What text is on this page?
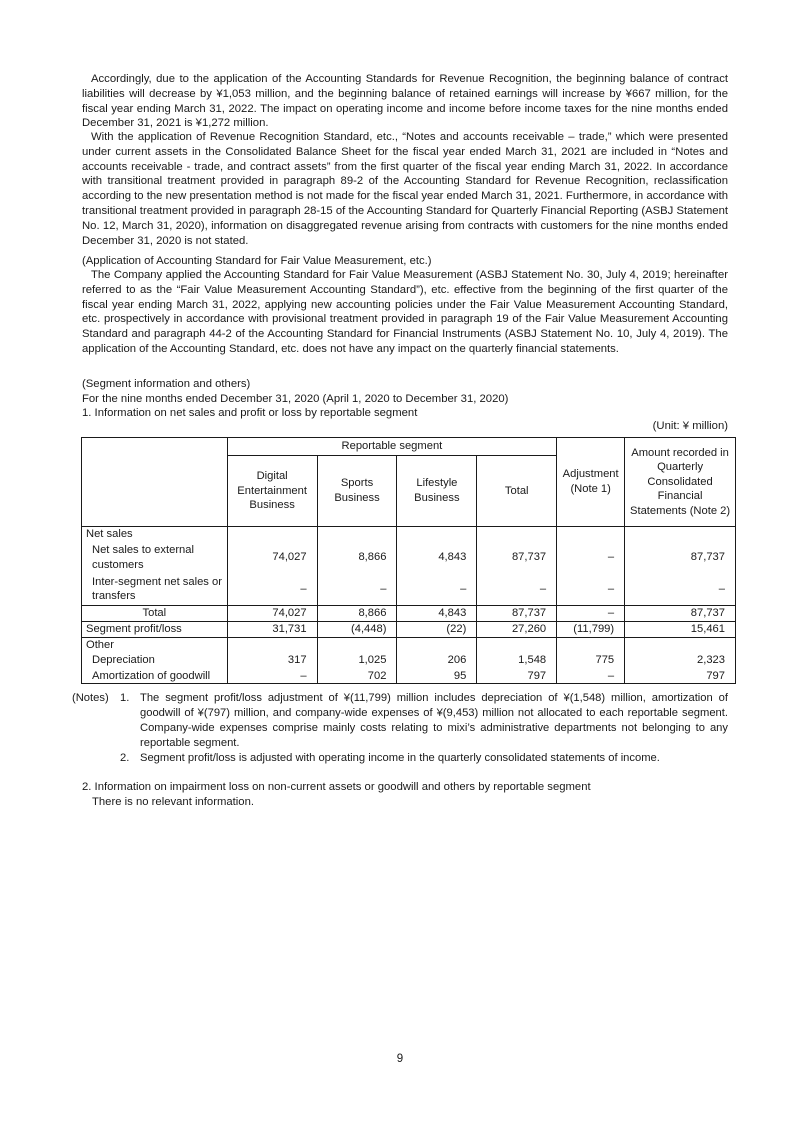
Accordingly, due to the application of the Accounting Standards for Revenue Recognition, the beginning balance of contract liabilities will decrease by ¥1,053 million, and the beginning balance of retained earnings will increase by ¥667 million, for the fiscal year ending March 31, 2022. The impact on operating income and income before income taxes for the nine months ended December 31, 2021 is ¥1,272 million.

With the application of Revenue Recognition Standard, etc., “Notes and accounts receivable – trade,” which were presented under current assets in the Consolidated Balance Sheet for the fiscal year ended March 31, 2021 are included in “Notes and accounts receivable - trade, and contract assets” from the first quarter of the fiscal year ending March 31, 2022. In accordance with transitional treatment provided in paragraph 89-2 of the Accounting Standard for Revenue Recognition, reclassification according to the new presentation method is not made for the fiscal year ended March 31, 2021. Furthermore, in accordance with transitional treatment provided in paragraph 28-15 of the Accounting Standard for Quarterly Financial Reporting (ASBJ Statement No. 12, March 31, 2020), information on disaggregated revenue arising from contracts with customers for the nine months ended December 31, 2020 is not stated.

(Application of Accounting Standard for Fair Value Measurement, etc.)

The Company applied the Accounting Standard for Fair Value Measurement (ASBJ Statement No. 30, July 4, 2019; hereinafter referred to as the “Fair Value Measurement Accounting Standard”), etc. effective from the beginning of the first quarter of the fiscal year ending March 31, 2022, applying new accounting policies under the Fair Value Measurement Accounting Standard, etc. prospectively in accordance with provisional treatment provided in paragraph 19 of the Fair Value Measurement Accounting Standard and paragraph 44-2 of the Accounting Standard for Financial Instruments (ASBJ Statement No. 10, July 4, 2019). The application of the Accounting Standard, etc. does not have any impact on the quarterly financial statements.

(Segment information and others)

For the nine months ended December 31, 2020 (April 1, 2020 to December 31, 2020)

1. Information on net sales and profit or loss by reportable segment

(Unit: ¥ million)
	Reportable segment				Adjustment (Note 1)	Amount recorded in Quarterly Consolidated Financial Statements (Note 2)
	Digital Entertainment Business	Sports Business	Lifestyle Business	Total		
Net sales						
Net sales to external customers	74,027	8,866	4,843	87,737	–	87,737
Inter-segment net sales or transfers	–	–	–	–	–	–
Total	74,027	8,866	4,843	87,737	–	87,737
Segment profit/loss	31,731	(4,448)	(22)	27,260	(11,799)	15,461
Other						
Depreciation	317	1,025	206	1,548	775	2,323
Amortization of goodwill	–	702	95	797	–	797
(Notes)	1. The segment profit/loss adjustment of ¥(11,799) million includes depreciation of ¥(1,548) million, amortization of goodwill of ¥(797) million, and company-wide expenses of ¥(9,453) million not allocated to each reportable segment. Company-wide expenses comprise mainly costs relating to mixi’s administrative departments not belonging to any reportable segment.
2. Segment profit/loss is adjusted with operating income in the quarterly consolidated statements of income.

2. Information on impairment loss on non-current assets or goodwill and others by reportable segment

There is no relevant information.

9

* * * *

**Given instruction**.
In the copy, include no pictures; restate the listing above exactly.

**The solution**.
What text is on this page?
Accordingly, due to the application of the Accounting Standards for Revenue Recognition, the beginning balance of contract liabilities will decrease by ¥1,053 million, and the beginning balance of retained earnings will increase by ¥667 million, for the fiscal year ending March 31, 2022. The impact on operating income and income before income taxes for the nine months ended December 31, 2021 is ¥1,272 million.

With the application of Revenue Recognition Standard, etc., “Notes and accounts receivable – trade,” which were presented under current assets in the Consolidated Balance Sheet for the fiscal year ended March 31, 2021 are included in “Notes and accounts receivable - trade, and contract assets” from the first quarter of the fiscal year ending March 31, 2022. In accordance with transitional treatment provided in paragraph 89-2 of the Accounting Standard for Revenue Recognition, reclassification according to the new presentation method is not made for the fiscal year ended March 31, 2021. Furthermore, in accordance with transitional treatment provided in paragraph 28-15 of the Accounting Standard for Quarterly Financial Reporting (ASBJ Statement No. 12, March 31, 2020), information on disaggregated revenue arising from contracts with customers for the nine months ended December 31, 2020 is not stated.

(Application of Accounting Standard for Fair Value Measurement, etc.)

The Company applied the Accounting Standard for Fair Value Measurement (ASBJ Statement No. 30, July 4, 2019; hereinafter referred to as the “Fair Value Measurement Accounting Standard”), etc. effective from the beginning of the first quarter of the fiscal year ending March 31, 2022, applying new accounting policies under the Fair Value Measurement Accounting Standard, etc. prospectively in accordance with provisional treatment provided in paragraph 19 of the Fair Value Measurement Accounting Standard and paragraph 44-2 of the Accounting Standard for Financial Instruments (ASBJ Statement No. 10, July 4, 2019). The application of the Accounting Standard, etc. does not have any impact on the quarterly financial statements.

(Segment information and others)

For the nine months ended December 31, 2020 (April 1, 2020 to December 31, 2020)

1. Information on net sales and profit or loss by reportable segment

(Unit: ¥ million)
	Reportable segment				Adjustment (Note 1)	Amount recorded in Quarterly Consolidated Financial Statements (Note 2)
	Digital Entertainment Business	Sports Business	Lifestyle Business	Total		
Net sales						
Net sales to external customers	74,027	8,866	4,843	87,737	–	87,737
Inter-segment net sales or transfers	–	–	–	–	–	–
Total	74,027	8,866	4,843	87,737	–	87,737
Segment profit/loss	31,731	(4,448)	(22)	27,260	(11,799)	15,461
Other						
Depreciation	317	1,025	206	1,548	775	2,323
Amortization of goodwill	–	702	95	797	–	797
(Notes)	1. The segment profit/loss adjustment of ¥(11,799) million includes depreciation of ¥(1,548) million, amortization of goodwill of ¥(797) million, and company-wide expenses of ¥(9,453) million not allocated to each reportable segment. Company-wide expenses comprise mainly costs relating to mixi’s administrative departments not belonging to any reportable segment.
2. Segment profit/loss is adjusted with operating income in the quarterly consolidated statements of income.

2. Information on impairment loss on non-current assets or goodwill and others by reportable segment

There is no relevant information.

9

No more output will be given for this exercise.